Acórdão nº 20344/21.7T8LSB.L1-7 de Tribunal da Relação de Lisboa, 14-03-2023

Data de Julgamento14 Março 2023
Ano2023
Número Acordão20344/21.7T8LSB.L1-7
ÓrgãoTribunal da Relação de Lisboa
Acordam na 7ª Secção do Tribunal da Relação de Lisboa:

RELATÓRIO
Em 6.9.2021, A [… – Arquitetos, Lda. ] , com sede na a Rua de Campolide, Lisboa, Portugal, intentou, nos Juízos Centrais Cíveis de Lisboa, ação declarativa de condenação, sob a forma comum, contra B [… Lanzarote, SL ] , com sede em C/ León Y Castillo, Las Palmas, Espanha, pedindo que a R. seja condenada a pagar-lhe o montante indemnizatório que cifra em €461.691,75, acrescido de juros vencidos e vincendos, até integral pagamento.
A fundamentar o peticionado, alegou, em síntese, que:
A é um dos mais reconhecidos gabinetes de arquitetura, em Portugal e no mundo.
No ano de 2017, a R. convidou a A. a elaborar um conjunto de 5 projetos de arquitetura a desenvolver na ilha de Lanzarote (Ilhas Canárias).
Em junho de 2017, a R. solicitou à A. para elaborar o projeto de arquitetura do Hotel PB, um Hotel de 5 estrelas localizado em frente ao mar, na zona de Playa Blanca; em fevereiro de 2019, a elaboração do projeto de arquitetura do Edifício A, que consistia na remodelação do edifício “M”, sito em Arrecife - Lanzarote, e na transformação do conjunto em áreas afetas à hotelaria, zonas de restauração, bares, supermercado e zona de venda de produtos da região; e, também em fevereiro de 2019, a elaboração do projeto de arquitetura de uma Quinta, sita em La Geria, que envolvia a remodelação e adaptação de uma casa e espaços de apoio em casa particular/turismo de habitação ou rural, incluindo áreas de arranjos exteriores.

MATERIAL EM BRUTO:

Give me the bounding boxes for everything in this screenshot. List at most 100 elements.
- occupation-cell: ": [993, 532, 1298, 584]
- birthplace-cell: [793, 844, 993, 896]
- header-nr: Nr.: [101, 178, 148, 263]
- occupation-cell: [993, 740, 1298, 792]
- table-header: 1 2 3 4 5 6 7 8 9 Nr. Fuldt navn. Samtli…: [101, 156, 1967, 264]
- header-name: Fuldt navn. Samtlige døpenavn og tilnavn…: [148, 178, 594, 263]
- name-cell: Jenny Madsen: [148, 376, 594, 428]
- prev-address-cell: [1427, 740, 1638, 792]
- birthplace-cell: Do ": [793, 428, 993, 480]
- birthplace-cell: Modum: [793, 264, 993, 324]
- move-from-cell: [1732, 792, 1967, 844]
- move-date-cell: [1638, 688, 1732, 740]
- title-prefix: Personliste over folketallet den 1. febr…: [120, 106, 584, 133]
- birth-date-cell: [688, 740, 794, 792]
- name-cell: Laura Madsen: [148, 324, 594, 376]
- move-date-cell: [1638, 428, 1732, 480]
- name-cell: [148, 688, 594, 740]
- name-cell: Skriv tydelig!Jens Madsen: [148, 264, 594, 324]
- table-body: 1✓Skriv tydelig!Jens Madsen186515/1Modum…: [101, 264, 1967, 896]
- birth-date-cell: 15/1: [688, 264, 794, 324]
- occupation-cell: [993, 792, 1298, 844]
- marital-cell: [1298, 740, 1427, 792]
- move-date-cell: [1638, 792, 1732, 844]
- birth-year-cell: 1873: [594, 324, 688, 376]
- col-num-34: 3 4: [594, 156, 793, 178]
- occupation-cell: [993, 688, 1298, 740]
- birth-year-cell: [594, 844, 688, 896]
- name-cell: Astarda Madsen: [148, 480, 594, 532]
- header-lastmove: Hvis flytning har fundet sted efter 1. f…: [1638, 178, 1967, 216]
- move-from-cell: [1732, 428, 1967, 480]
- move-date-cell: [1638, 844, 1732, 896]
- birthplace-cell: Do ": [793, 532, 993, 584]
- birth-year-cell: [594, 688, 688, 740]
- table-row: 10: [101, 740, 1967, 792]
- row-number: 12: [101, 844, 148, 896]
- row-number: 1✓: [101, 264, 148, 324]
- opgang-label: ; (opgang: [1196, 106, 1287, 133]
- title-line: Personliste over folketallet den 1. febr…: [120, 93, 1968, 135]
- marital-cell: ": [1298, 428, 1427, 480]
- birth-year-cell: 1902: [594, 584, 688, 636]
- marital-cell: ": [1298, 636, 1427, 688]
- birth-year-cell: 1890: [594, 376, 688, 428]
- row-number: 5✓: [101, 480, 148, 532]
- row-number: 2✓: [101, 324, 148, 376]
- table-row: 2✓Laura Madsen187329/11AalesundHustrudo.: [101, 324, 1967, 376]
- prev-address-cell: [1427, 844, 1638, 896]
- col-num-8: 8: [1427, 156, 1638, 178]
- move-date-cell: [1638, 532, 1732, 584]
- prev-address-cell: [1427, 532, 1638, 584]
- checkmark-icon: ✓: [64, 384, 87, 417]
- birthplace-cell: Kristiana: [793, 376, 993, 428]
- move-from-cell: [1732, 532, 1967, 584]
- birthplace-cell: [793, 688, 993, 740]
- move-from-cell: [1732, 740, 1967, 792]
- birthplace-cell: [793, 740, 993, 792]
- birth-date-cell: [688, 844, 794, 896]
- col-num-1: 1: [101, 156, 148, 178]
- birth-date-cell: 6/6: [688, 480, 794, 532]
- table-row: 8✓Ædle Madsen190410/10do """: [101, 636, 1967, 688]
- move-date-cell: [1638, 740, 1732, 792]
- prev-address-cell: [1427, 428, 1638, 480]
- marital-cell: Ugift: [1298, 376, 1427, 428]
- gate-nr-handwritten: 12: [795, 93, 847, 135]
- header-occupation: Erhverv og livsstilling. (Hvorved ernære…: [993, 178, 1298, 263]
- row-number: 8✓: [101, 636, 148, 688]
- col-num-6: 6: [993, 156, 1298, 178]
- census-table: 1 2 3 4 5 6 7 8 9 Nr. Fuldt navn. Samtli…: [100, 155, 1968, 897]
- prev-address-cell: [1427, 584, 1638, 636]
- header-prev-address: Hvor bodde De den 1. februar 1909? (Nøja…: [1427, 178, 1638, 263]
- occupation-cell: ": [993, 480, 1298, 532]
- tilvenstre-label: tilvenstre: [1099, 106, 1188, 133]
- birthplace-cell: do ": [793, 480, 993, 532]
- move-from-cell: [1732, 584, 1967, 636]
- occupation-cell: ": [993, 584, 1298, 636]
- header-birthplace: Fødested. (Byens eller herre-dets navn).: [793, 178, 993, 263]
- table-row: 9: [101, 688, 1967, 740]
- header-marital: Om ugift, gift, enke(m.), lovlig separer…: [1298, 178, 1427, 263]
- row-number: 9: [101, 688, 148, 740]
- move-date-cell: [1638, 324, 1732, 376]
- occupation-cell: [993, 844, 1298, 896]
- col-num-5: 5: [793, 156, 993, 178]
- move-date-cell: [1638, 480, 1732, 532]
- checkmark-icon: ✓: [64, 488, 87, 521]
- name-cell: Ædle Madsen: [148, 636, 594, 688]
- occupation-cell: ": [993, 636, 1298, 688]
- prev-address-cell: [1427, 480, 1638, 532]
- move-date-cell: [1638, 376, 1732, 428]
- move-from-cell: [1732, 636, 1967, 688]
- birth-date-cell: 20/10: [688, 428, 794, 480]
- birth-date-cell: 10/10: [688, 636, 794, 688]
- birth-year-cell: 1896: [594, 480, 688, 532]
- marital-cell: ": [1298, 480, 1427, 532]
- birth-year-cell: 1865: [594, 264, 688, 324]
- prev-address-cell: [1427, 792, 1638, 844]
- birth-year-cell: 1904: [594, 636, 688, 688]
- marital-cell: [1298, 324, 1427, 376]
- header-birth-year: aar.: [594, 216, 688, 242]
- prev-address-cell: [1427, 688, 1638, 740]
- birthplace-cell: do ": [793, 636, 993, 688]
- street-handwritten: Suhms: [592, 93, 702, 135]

TAREFA 1:
Traduza para o inglês a frase do acórdão "A é um dos mais reconhecidos gabinetes de arquitetura, em Portugal e no mundo."
TAREFA 2:
Resuma o acórdão em duas frases.
Para responder, baseie-se unicamente no acórdão, sem recorrer ao material.

RESPOSTA FINAL 1:
A is one of the most renowned architecture firms, in Portugal and in the world.

RESPOSTA FINAL 2:
Em 6 de setembro de 2021, o gabinete de arquitetura A intentou nos Juízos Centrais Cíveis de Lisboa uma ação contra B, com sede em Las Palmas, pedindo que esta fosse condenada a pagar-lhe uma indemnização de €461.691,75, acrescida de juros. Para fundamentar o pedido, alegou que, desde 2017, a R. lhe solicitou projetos de arquitetura na ilha de Lanzarote, entre eles o do Hotel PB, em Playa Blanca, o do Edifício A, em Arrecife, e o de uma Quinta em La Geria.